• _SELECTED PASSAGE_:
---*---
- Date: 5–11 July
- Edition: 15th
- Category: International
- Draw: 32S / 16D
- Prize money: $220,000
- Surface: Clay / outdoor
- Location: Budapest, Hungary

Champions

Singles
- Ágnes Szávay

Doubles
- Timea Bacsinszky / Tathiana Garbin
- ← 2009 · Budapest Grand Prix · 2011 →

= 2010 GDF Suez Grand Prix =

The 2010 GDF SUEZ Grand Prix was a women's tennis tournament played on outdoor clay courts. It was the 15th edition of the Budapest Grand Prix, an International-level tournament on the 2010 WTA Tour. It took place in Budapest, Hungary, from 4 July until 12 July 2010. Seventh-seeded Ágnes Szávay won the singles title, her second consecutive win at Budapest.
---*---
• _ENTRIES SHOWN_:
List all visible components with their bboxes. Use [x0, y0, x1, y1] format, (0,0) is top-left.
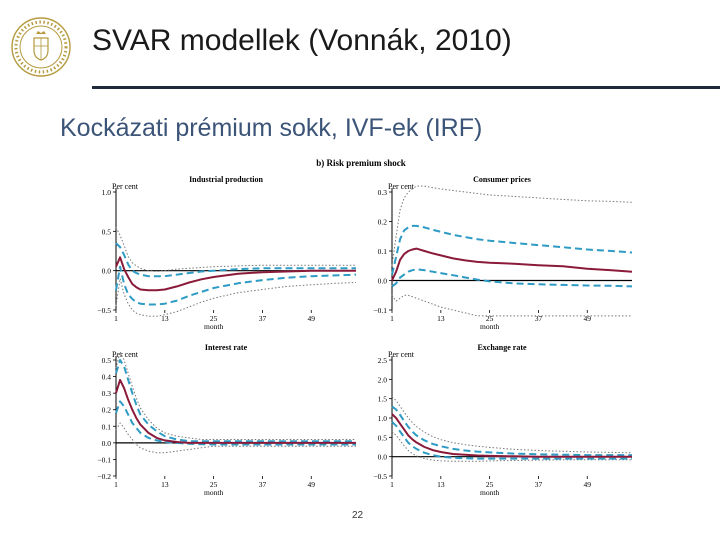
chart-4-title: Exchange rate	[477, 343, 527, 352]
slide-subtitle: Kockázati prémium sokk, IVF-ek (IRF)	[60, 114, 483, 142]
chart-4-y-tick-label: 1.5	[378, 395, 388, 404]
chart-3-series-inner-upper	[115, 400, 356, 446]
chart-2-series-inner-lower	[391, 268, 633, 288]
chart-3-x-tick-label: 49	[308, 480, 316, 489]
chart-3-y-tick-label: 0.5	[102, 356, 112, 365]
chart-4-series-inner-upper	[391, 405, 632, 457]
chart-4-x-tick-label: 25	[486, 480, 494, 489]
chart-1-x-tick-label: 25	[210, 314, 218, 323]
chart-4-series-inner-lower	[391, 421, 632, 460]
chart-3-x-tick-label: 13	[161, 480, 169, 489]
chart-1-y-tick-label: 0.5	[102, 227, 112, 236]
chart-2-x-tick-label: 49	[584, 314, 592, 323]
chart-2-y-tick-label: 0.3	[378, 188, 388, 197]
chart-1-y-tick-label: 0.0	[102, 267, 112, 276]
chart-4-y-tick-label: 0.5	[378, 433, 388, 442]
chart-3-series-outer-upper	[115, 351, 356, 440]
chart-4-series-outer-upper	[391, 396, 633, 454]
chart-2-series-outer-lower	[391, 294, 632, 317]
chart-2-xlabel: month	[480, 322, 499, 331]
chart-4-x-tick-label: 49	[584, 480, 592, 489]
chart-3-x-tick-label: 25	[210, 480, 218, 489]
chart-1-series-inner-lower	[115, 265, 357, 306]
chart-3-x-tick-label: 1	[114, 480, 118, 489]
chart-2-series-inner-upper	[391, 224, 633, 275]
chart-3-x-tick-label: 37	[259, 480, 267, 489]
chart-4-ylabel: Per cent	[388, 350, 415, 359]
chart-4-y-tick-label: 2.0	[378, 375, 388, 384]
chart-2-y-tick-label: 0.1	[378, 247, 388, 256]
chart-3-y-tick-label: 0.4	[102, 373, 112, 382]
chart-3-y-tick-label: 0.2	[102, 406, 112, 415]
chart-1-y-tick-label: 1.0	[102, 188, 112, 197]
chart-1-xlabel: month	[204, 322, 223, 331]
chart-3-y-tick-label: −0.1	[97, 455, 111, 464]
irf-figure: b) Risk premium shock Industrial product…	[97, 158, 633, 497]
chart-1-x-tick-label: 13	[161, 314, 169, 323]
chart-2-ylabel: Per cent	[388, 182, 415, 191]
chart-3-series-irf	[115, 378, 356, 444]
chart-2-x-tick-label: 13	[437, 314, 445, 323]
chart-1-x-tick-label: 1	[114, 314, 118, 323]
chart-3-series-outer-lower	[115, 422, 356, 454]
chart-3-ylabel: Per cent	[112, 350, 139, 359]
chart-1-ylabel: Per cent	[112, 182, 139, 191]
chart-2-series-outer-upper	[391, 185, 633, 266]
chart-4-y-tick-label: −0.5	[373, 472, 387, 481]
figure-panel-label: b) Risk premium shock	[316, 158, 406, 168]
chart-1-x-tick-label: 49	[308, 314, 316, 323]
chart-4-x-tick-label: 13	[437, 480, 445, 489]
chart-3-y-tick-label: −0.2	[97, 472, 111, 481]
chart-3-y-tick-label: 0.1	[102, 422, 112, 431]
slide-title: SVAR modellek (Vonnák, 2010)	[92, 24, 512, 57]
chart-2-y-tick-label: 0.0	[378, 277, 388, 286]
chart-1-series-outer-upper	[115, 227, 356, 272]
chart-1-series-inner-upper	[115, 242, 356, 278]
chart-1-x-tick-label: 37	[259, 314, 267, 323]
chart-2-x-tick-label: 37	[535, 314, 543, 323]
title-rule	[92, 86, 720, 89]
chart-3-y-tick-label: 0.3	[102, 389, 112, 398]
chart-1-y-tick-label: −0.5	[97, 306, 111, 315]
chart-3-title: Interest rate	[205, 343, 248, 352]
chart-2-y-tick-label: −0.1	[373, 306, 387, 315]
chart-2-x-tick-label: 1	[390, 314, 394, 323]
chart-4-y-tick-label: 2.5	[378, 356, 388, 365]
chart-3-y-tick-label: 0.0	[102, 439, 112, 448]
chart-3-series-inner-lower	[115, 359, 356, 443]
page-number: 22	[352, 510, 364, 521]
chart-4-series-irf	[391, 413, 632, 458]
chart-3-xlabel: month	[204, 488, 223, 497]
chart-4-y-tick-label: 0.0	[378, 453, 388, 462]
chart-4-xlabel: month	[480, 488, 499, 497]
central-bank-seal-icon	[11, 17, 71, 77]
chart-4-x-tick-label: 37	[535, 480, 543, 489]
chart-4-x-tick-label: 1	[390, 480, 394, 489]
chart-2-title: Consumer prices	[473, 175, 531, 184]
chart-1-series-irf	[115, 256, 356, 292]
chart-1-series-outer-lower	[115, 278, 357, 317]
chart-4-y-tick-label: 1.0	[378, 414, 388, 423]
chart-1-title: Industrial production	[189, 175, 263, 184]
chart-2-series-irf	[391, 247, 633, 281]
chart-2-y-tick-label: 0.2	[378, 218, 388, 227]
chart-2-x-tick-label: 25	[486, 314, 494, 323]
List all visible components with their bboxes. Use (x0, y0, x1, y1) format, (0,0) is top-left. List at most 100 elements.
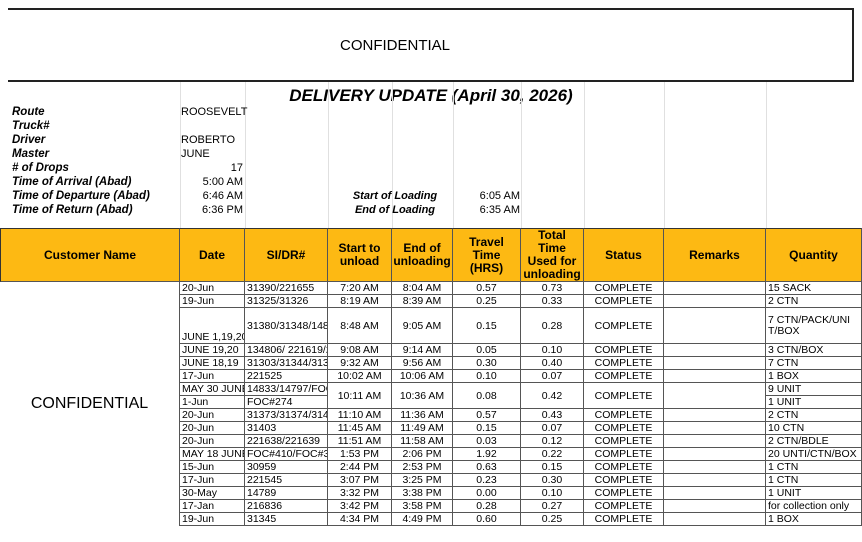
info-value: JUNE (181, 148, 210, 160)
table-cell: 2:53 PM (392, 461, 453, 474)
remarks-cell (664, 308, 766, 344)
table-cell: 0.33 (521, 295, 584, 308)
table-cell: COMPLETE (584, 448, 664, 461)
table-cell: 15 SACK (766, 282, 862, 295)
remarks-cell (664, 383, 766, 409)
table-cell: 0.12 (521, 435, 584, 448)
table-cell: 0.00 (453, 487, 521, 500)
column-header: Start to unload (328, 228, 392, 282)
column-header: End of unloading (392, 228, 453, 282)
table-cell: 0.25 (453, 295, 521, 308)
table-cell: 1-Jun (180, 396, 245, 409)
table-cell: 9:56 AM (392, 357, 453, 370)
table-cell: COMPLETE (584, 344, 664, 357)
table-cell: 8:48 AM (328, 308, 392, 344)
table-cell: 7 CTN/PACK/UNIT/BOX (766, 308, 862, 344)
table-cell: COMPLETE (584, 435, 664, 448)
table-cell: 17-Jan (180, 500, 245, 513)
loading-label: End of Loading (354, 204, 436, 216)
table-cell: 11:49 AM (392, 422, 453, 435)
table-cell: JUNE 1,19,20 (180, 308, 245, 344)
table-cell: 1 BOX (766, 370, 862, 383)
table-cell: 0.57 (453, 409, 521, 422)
---*---
• _YOUR INSTRUCTIONS_:
In the text on the 2010 GDF Suez Grand Prix, what seed was Ágnes Szávay when she won the singles title?

• _SOLUTION FOR THIS TASK_:
She was seeded seventh.